**DATASET**
——

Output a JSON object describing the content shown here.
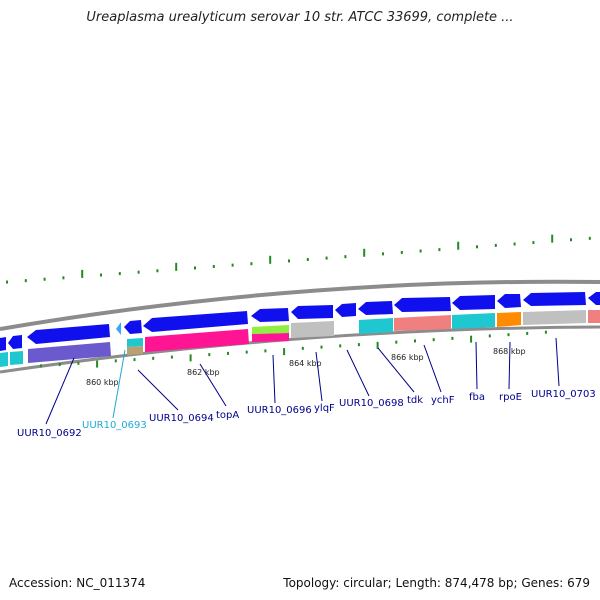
{
  "title": "Ureaplasma urealyticum serovar 10 str. ATCC 33699, complete ...",
  "footer": {
    "accession": "Accession: NC_011374",
    "stats": "Topology: circular; Length: 874,478 bp; Genes: 679"
  },
  "colors": {
    "cds": "#1010ee",
    "backbone": "#8c8c8c",
    "tick": "#228b22",
    "label": "#00008b",
    "label_highlight": "#20a8d8",
    "connector": "#00008b"
  },
  "ruler": [
    {
      "label": "860 kbp"
    },
    {
      "label": "862 kbp"
    },
    {
      "label": "864 kbp"
    },
    {
      "label": "866 kbp"
    },
    {
      "label": "868 kbp"
    }
  ],
  "genes": [
    {
      "label": "UUR10_0692",
      "color": "#00008b"
    },
    {
      "label": "UUR10_0693",
      "color": "#20a8d8"
    },
    {
      "label": "UUR10_0694",
      "color": "#00008b"
    },
    {
      "label": "topA",
      "color": "#00008b"
    },
    {
      "label": "UUR10_0696",
      "color": "#00008b"
    },
    {
      "label": "ylqF",
      "color": "#00008b"
    },
    {
      "label": "UUR10_0698",
      "color": "#00008b"
    },
    {
      "label": "tdk",
      "color": "#00008b"
    },
    {
      "label": "ychF",
      "color": "#00008b"
    },
    {
      "label": "fba",
      "color": "#00008b"
    },
    {
      "label": "rpoE",
      "color": "#00008b"
    },
    {
      "label": "UUR10_0703",
      "color": "#00008b"
    }
  ]
}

——

**TASK INSTRUCTIONS**
All of the records above are to be copied exactly, minus the pictures.

**RESPONSE**
Output a JSON object describing the content shown here.
{
  "title": "Ureaplasma urealyticum serovar 10 str. ATCC 33699, complete ...",
  "footer": {
    "accession": "Accession: NC_011374",
    "stats": "Topology: circular; Length: 874,478 bp; Genes: 679"
  },
  "colors": {
    "cds": "#1010ee",
    "backbone": "#8c8c8c",
    "tick": "#228b22",
    "label": "#00008b",
    "label_highlight": "#20a8d8",
    "connector": "#00008b"
  },
  "ruler": [
    {
      "label": "860 kbp"
    },
    {
      "label": "862 kbp"
    },
    {
      "label": "864 kbp"
    },
    {
      "label": "866 kbp"
    },
    {
      "label": "868 kbp"
    }
  ],
  "genes": [
    {
      "label": "UUR10_0692",
      "color": "#00008b"
    },
    {
      "label": "UUR10_0693",
      "color": "#20a8d8"
    },
    {
      "label": "UUR10_0694",
      "color": "#00008b"
    },
    {
      "label": "topA",
      "color": "#00008b"
    },
    {
      "label": "UUR10_0696",
      "color": "#00008b"
    },
    {
      "label": "ylqF",
      "color": "#00008b"
    },
    {
      "label": "UUR10_0698",
      "color": "#00008b"
    },
    {
      "label": "tdk",
      "color": "#00008b"
    },
    {
      "label": "ychF",
      "color": "#00008b"
    },
    {
      "label": "fba",
      "color": "#00008b"
    },
    {
      "label": "rpoE",
      "color": "#00008b"
    },
    {
      "label": "UUR10_0703",
      "color": "#00008b"
    }
  ]
}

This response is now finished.